▸ **Task prompt**
Sort through the entries below and pull out lines containing the word "shall".

•••

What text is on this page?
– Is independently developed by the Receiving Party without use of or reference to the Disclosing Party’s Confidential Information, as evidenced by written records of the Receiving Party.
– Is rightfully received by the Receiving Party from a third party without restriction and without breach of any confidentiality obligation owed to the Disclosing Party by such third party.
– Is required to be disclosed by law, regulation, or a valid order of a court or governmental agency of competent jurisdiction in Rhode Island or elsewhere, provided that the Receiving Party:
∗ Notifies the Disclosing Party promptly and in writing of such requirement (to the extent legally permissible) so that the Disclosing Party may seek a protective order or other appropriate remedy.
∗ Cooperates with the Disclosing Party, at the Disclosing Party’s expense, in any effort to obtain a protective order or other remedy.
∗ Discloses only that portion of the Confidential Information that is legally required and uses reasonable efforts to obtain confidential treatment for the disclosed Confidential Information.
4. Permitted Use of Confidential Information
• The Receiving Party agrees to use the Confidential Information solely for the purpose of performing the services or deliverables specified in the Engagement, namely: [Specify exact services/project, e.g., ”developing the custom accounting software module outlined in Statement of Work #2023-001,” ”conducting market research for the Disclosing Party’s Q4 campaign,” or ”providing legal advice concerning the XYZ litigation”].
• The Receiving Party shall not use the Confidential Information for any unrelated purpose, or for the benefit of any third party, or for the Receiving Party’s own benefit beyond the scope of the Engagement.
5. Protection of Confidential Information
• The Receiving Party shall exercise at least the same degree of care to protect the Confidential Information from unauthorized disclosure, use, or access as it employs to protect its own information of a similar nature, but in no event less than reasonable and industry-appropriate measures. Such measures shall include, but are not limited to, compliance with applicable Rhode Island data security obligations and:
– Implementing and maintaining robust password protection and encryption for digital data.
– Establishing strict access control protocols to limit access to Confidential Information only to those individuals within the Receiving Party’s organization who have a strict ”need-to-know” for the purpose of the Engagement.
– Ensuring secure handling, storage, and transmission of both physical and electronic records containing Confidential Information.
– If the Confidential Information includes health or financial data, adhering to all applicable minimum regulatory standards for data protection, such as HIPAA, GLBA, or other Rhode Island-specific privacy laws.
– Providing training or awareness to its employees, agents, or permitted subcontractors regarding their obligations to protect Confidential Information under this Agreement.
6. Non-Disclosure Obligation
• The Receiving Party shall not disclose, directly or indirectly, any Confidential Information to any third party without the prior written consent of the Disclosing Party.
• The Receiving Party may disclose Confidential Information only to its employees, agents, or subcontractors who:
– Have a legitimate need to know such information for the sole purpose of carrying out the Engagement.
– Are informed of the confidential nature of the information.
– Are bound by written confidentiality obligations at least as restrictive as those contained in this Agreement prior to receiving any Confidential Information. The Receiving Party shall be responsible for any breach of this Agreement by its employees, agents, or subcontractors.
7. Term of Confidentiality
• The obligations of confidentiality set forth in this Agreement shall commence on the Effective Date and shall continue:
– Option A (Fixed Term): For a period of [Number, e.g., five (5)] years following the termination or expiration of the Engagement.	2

•••

▸ **Complete response**
• The Receiving Party shall not use the Confidential Information for any unrelated purpose, or for the benefit of any third party, or for the Receiving Party’s own benefit beyond the scope of the Engagement.
• The Receiving Party shall exercise at least the same degree of care to protect the Confidential Information from unauthorized disclosure, use, or access as it employs to protect its own information of a similar nature, but in no event less than reasonable and industry-appropriate measures. Such measures shall include, but are not limited to, compliance with applicable Rhode Island data security obligations and:
• The Receiving Party shall not disclose, directly or indirectly, any Confidential Information to any third party without the prior written consent of the Disclosing Party.
– Are bound by written confidentiality obligations at least as restrictive as those contained in this Agreement prior to receiving any Confidential Information. The Receiving Party shall be responsible for any breach of this Agreement by its employees, agents, or subcontractors.
• The obligations of confidentiality set forth in this Agreement shall commence on the Effective Date and shall continue:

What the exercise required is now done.